**Collected data entries:**
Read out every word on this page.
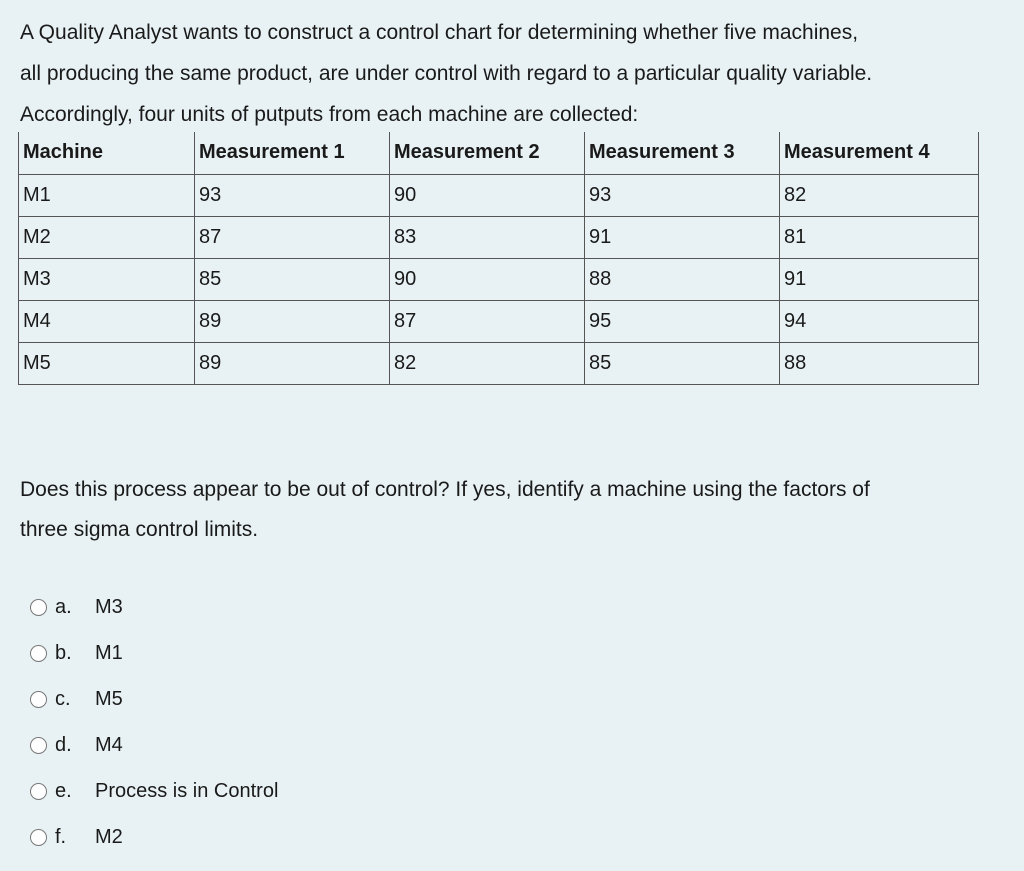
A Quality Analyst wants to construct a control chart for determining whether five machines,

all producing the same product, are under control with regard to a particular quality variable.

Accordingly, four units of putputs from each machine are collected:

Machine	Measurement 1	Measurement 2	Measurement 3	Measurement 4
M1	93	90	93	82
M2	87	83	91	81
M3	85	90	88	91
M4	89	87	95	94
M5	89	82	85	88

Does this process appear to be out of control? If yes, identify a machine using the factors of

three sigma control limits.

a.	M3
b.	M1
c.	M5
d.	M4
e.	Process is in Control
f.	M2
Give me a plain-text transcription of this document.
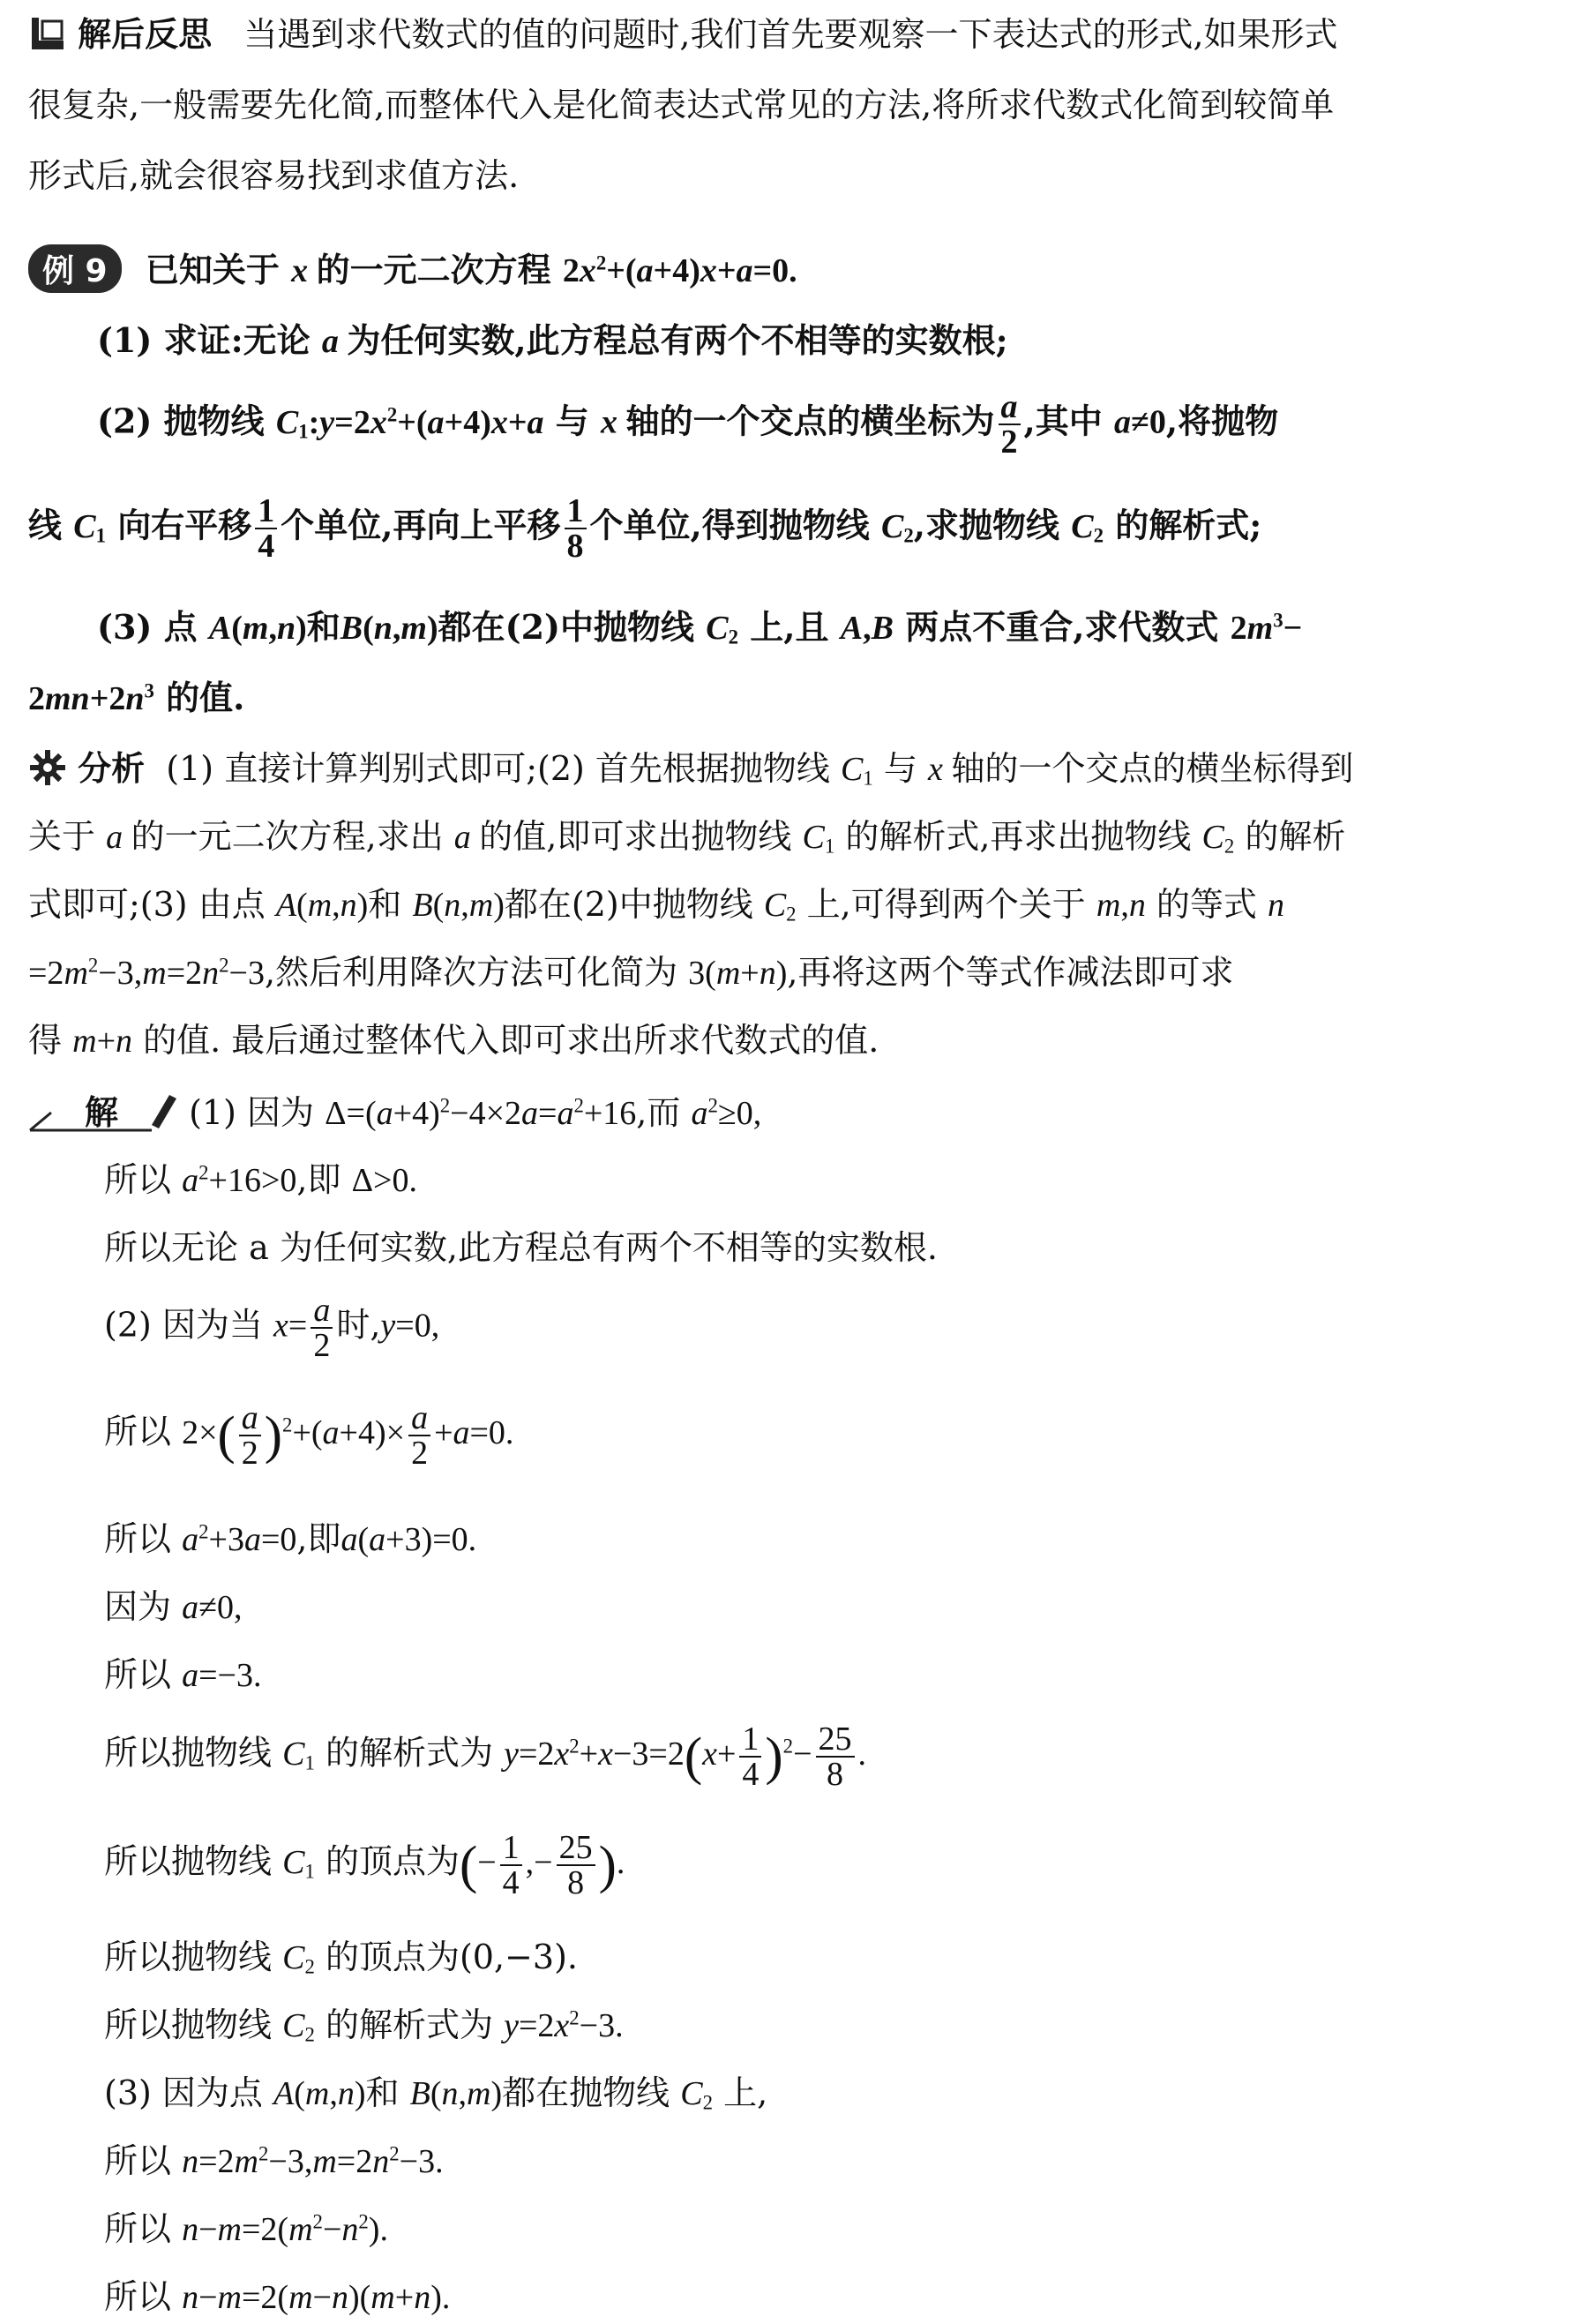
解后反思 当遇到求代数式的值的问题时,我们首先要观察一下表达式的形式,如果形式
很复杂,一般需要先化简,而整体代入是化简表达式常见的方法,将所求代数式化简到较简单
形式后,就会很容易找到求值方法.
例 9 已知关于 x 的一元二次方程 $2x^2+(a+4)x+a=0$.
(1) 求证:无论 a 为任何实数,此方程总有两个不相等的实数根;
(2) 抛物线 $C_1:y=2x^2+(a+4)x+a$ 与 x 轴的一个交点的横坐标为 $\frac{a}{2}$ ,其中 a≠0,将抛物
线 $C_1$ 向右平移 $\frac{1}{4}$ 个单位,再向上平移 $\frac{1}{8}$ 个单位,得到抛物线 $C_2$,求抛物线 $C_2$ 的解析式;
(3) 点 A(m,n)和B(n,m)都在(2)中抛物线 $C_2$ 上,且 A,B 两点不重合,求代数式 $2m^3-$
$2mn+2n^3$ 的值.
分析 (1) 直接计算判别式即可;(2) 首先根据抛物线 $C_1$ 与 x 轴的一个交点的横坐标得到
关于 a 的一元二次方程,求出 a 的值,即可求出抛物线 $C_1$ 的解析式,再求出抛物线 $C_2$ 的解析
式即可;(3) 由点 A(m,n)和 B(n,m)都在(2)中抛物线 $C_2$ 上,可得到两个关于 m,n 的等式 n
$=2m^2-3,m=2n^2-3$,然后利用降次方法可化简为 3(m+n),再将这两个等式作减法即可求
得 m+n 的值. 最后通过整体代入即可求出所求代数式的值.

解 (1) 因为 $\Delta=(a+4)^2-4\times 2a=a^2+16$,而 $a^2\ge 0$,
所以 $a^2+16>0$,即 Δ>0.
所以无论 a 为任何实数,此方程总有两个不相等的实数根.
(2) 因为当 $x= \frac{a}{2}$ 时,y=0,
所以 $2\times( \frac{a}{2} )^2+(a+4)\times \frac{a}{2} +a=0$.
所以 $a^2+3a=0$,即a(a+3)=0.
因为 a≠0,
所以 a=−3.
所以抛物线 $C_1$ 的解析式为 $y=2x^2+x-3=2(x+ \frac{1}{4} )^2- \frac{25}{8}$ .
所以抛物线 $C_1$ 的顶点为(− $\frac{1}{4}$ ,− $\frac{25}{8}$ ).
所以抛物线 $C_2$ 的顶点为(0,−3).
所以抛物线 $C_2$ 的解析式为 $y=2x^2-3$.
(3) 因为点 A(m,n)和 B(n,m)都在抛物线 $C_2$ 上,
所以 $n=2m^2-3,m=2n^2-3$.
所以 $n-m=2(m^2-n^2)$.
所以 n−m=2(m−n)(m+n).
---
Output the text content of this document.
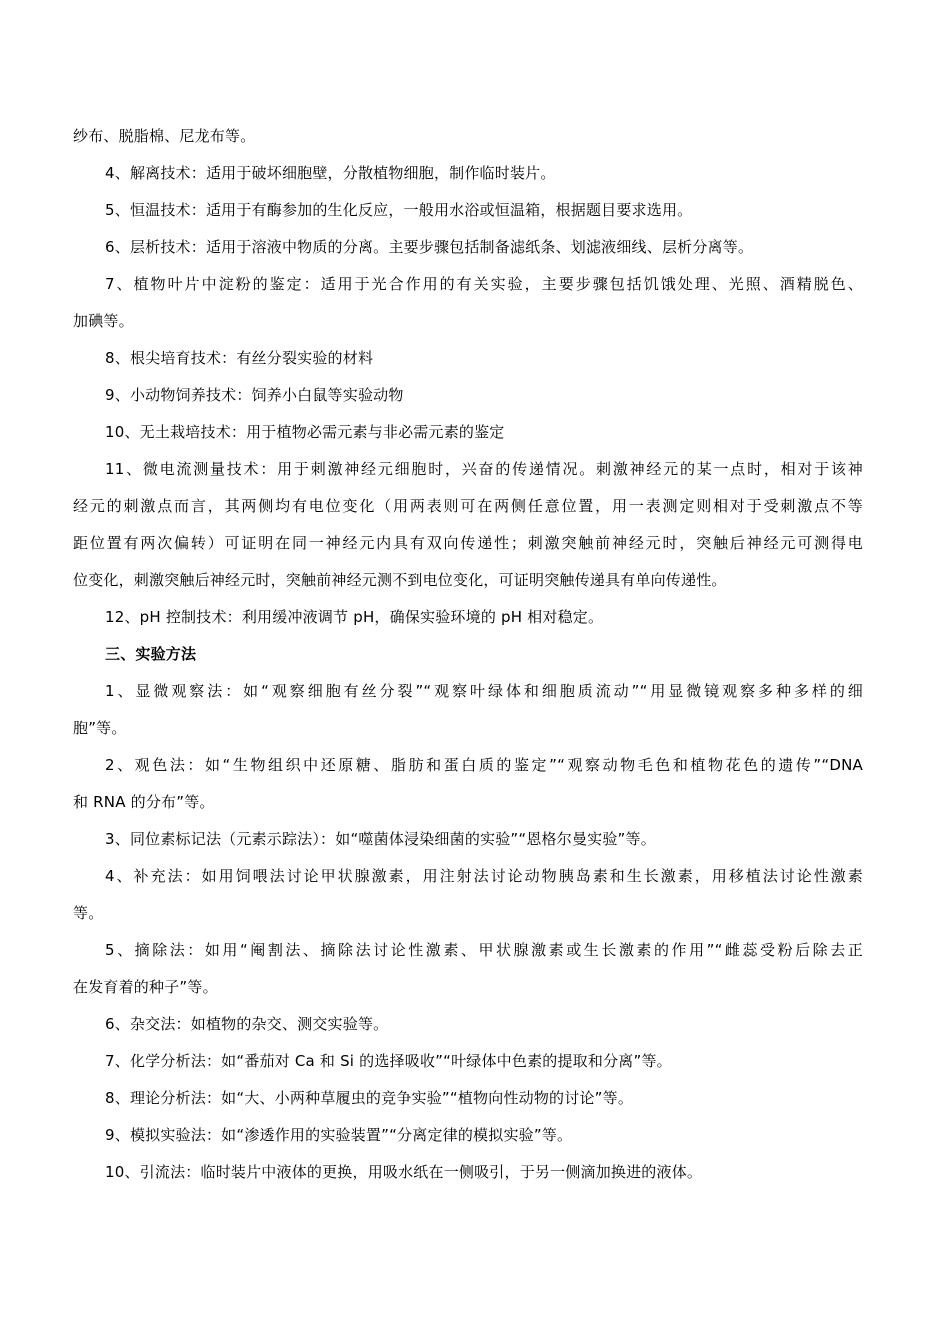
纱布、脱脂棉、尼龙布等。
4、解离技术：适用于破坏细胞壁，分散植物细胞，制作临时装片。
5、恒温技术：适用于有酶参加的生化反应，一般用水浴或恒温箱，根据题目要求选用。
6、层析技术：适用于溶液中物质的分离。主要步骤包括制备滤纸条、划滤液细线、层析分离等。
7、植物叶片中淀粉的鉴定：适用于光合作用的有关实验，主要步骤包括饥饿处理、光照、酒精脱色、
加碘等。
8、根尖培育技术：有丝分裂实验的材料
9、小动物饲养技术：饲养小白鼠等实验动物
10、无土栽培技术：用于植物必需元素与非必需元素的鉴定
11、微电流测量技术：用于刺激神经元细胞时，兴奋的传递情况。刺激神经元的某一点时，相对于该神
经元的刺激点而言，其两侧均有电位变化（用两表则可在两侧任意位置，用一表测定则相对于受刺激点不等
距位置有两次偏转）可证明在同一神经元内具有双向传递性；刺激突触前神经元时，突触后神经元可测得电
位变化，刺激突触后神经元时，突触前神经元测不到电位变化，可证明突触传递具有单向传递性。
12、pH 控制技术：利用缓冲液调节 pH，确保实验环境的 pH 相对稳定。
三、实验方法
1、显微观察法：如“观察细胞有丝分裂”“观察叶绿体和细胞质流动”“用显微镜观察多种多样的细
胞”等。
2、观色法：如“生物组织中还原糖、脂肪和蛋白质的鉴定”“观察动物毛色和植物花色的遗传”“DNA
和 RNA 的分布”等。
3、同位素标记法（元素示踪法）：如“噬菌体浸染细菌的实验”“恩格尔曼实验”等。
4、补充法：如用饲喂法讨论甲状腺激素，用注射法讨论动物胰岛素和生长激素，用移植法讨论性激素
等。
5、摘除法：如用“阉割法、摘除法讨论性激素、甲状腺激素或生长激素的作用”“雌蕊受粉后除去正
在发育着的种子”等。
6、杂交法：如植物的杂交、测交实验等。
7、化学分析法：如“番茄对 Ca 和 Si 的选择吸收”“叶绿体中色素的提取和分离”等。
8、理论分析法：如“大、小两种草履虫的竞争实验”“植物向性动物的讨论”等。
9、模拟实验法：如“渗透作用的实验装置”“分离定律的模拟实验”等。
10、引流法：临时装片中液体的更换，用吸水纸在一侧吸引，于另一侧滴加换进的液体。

**The problem:**
Search the data for "的一元二次方程". Copy every line that has it.

**Worked solution:**
例 9 已知关于 x 的一元二次方程 $2x^2+(a+4)x+a=0$.
关于 a 的一元二次方程,求出 a 的值,即可求出抛物线 $C_1$ 的解析式,再求出抛物线 $C_2$ 的解析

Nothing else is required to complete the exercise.